> **MATERIAL FOR THIS EXERCISE**
┌──

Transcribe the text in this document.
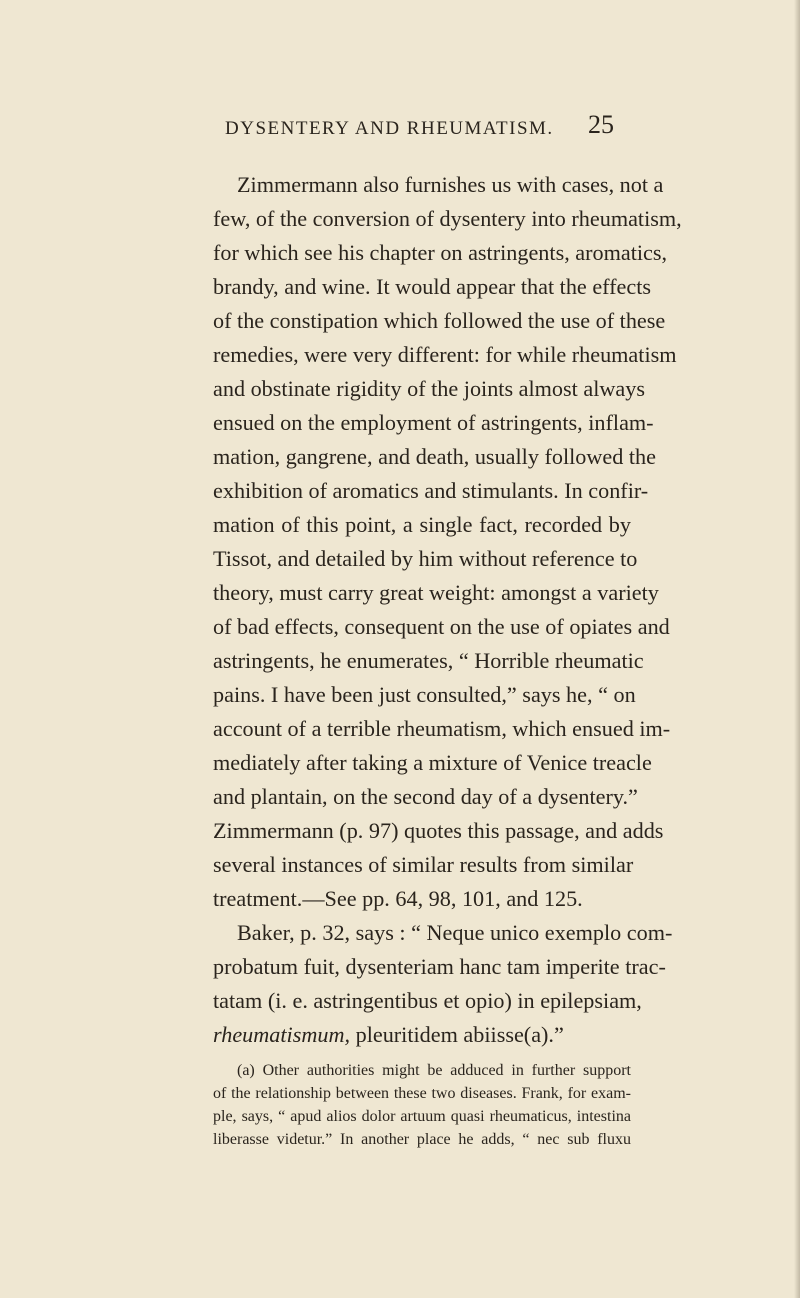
DYSENTERY AND RHEUMATISM. 25
Zimmermann also furnishes us with cases, not a
few, of the conversion of dysentery into rheumatism,
for which see his chapter on astringents, aromatics,
brandy, and wine. It would appear that the effects
of the constipation which followed the use of these
remedies, were very different: for while rheumatism
and obstinate rigidity of the joints almost always
ensued on the employment of astringents, inflam-
mation, gangrene, and death, usually followed the
exhibition of aromatics and stimulants. In confir-
mation of this point, a single fact, recorded by
Tissot, and detailed by him without reference to
theory, must carry great weight: amongst a variety
of bad effects, consequent on the use of opiates and
astringents, he enumerates, “ Horrible rheumatic
pains. I have been just consulted,” says he, “ on
account of a terrible rheumatism, which ensued im-
mediately after taking a mixture of Venice treacle
and plantain, on the second day of a dysentery.”
Zimmermann (p. 97) quotes this passage, and adds
several instances of similar results from similar
treatment.—See pp. 64, 98, 101, and 125.
Baker, p. 32, says : “ Neque unico exemplo com-
probatum fuit, dysenteriam hanc tam imperite trac-
tatam (i. e. astringentibus et opio) in epilepsiam,
rheumatismum, pleuritidem abiisse(a).”
(a) Other authorities might be adduced in further support
of the relationship between these two diseases. Frank, for exam-
ple, says, “ apud alios dolor artuum quasi rheumaticus, intestina
liberasse videtur.” In another place he adds, “ nec sub fluxu
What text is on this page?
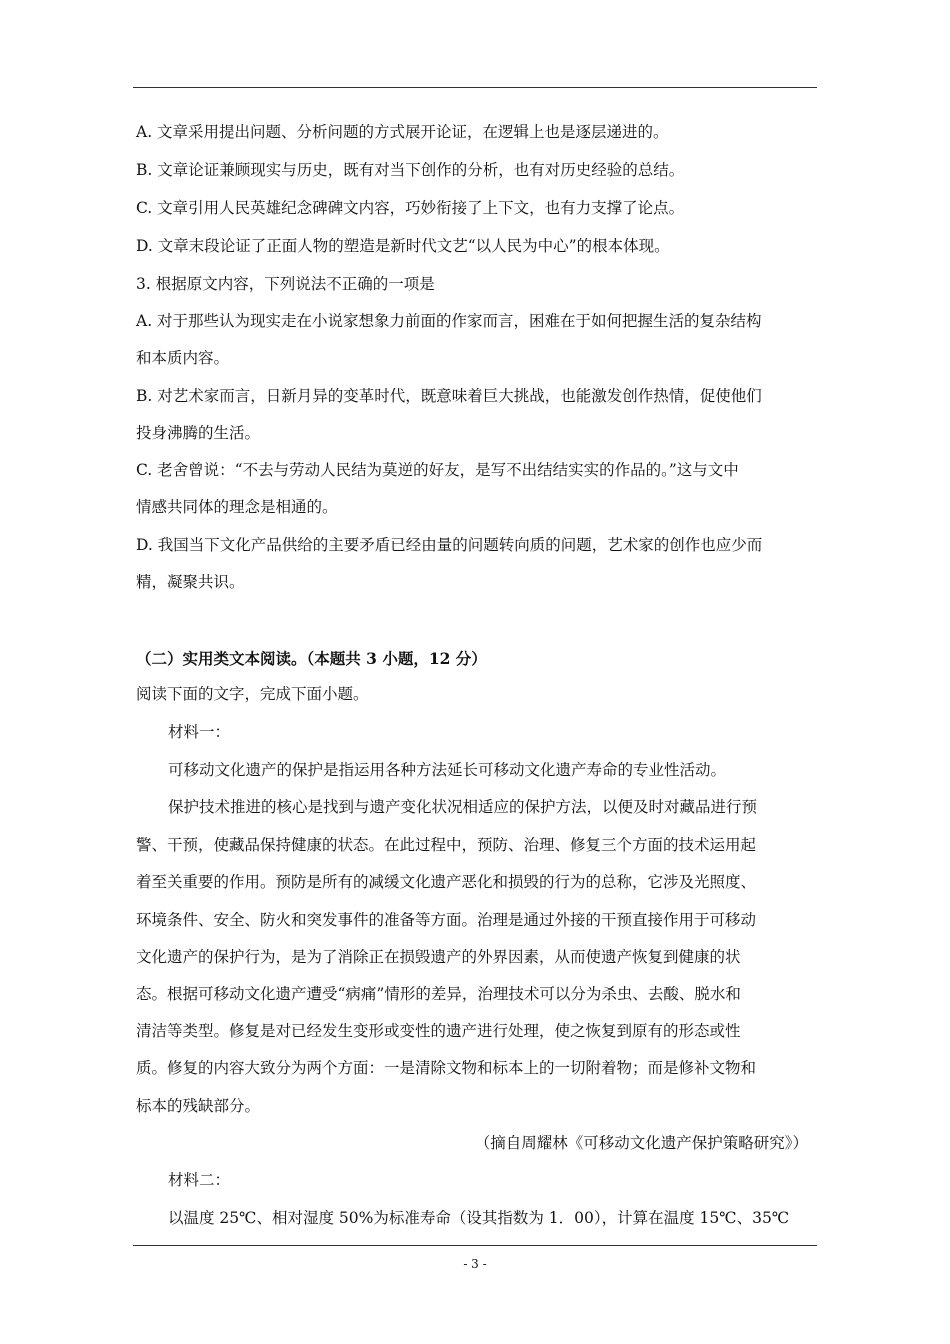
A. 文章采用提出问题、分析问题的方式展开论证，在逻辑上也是逐层递进的。
B. 文章论证兼顾现实与历史，既有对当下创作的分析，也有对历史经验的总结。
C. 文章引用人民英雄纪念碑碑文内容，巧妙衔接了上下文，也有力支撑了论点。
D. 文章末段论证了正面人物的塑造是新时代文艺“以人民为中心”的根本体现。
3. 根据原文内容，下列说法不正确的一项是
A. 对于那些认为现实走在小说家想象力前面的作家而言，困难在于如何把握生活的复杂结构
和本质内容。
B. 对艺术家而言，日新月异的变革时代，既意味着巨大挑战，也能激发创作热情，促使他们
投身沸腾的生活。
C. 老舍曾说：“不去与劳动人民结为莫逆的好友，是写不出结结实实的作品的。”这与文中
情感共同体的理念是相通的。
D. 我国当下文化产品供给的主要矛盾已经由量的问题转向质的问题，艺术家的创作也应少而
精，凝聚共识。
（二）实用类文本阅读。（本题共 3 小题，12 分）
阅读下面的文字，完成下面小题。
材料一：
可移动文化遗产的保护是指运用各种方法延长可移动文化遗产寿命的专业性活动。
保护技术推进的核心是找到与遗产变化状况相适应的保护方法，以便及时对藏品进行预
警、干预，使藏品保持健康的状态。在此过程中，预防、治理、修复三个方面的技术运用起
着至关重要的作用。预防是所有的减缓文化遗产恶化和损毁的行为的总称，它涉及光照度、
环境条件、安全、防火和突发事件的准备等方面。治理是通过外接的干预直接作用于可移动
文化遗产的保护行为，是为了消除正在损毁遗产的外界因素，从而使遗产恢复到健康的状
态。根据可移动文化遗产遭受“病痛”情形的差异，治理技术可以分为杀虫、去酸、脱水和
清洁等类型。修复是对已经发生变形或变性的遗产进行处理，使之恢复到原有的形态或性
质。修复的内容大致分为两个方面：一是清除文物和标本上的一切附着物；而是修补文物和
标本的残缺部分。
（摘自周耀林《可移动文化遗产保护策略研究》）
材料二：
以温度 25℃、相对湿度 50%为标准寿命（设其指数为 1．00），计算在温度 15℃、35℃
- 3 -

└──

> **WHAT YOU SHOULD DO**
Quote the material above exactly, from the line holding "What text is on this page?" through its last line, including both. Omit the pictures.

> **FINAL RESULT**
What text is on this page?
A. 文章采用提出问题、分析问题的方式展开论证，在逻辑上也是逐层递进的。
B. 文章论证兼顾现实与历史，既有对当下创作的分析，也有对历史经验的总结。
C. 文章引用人民英雄纪念碑碑文内容，巧妙衔接了上下文，也有力支撑了论点。
D. 文章末段论证了正面人物的塑造是新时代文艺“以人民为中心”的根本体现。
3. 根据原文内容，下列说法不正确的一项是
A. 对于那些认为现实走在小说家想象力前面的作家而言，困难在于如何把握生活的复杂结构
和本质内容。
B. 对艺术家而言，日新月异的变革时代，既意味着巨大挑战，也能激发创作热情，促使他们
投身沸腾的生活。
C. 老舍曾说：“不去与劳动人民结为莫逆的好友，是写不出结结实实的作品的。”这与文中
情感共同体的理念是相通的。
D. 我国当下文化产品供给的主要矛盾已经由量的问题转向质的问题，艺术家的创作也应少而
精，凝聚共识。
（二）实用类文本阅读。（本题共 3 小题，12 分）
阅读下面的文字，完成下面小题。
材料一：
可移动文化遗产的保护是指运用各种方法延长可移动文化遗产寿命的专业性活动。
保护技术推进的核心是找到与遗产变化状况相适应的保护方法，以便及时对藏品进行预
警、干预，使藏品保持健康的状态。在此过程中，预防、治理、修复三个方面的技术运用起
着至关重要的作用。预防是所有的减缓文化遗产恶化和损毁的行为的总称，它涉及光照度、
环境条件、安全、防火和突发事件的准备等方面。治理是通过外接的干预直接作用于可移动
文化遗产的保护行为，是为了消除正在损毁遗产的外界因素，从而使遗产恢复到健康的状
态。根据可移动文化遗产遭受“病痛”情形的差异，治理技术可以分为杀虫、去酸、脱水和
清洁等类型。修复是对已经发生变形或变性的遗产进行处理，使之恢复到原有的形态或性
质。修复的内容大致分为两个方面：一是清除文物和标本上的一切附着物；而是修补文物和
标本的残缺部分。
（摘自周耀林《可移动文化遗产保护策略研究》）
材料二：
以温度 25℃、相对湿度 50%为标准寿命（设其指数为 1．00），计算在温度 15℃、35℃
- 3 -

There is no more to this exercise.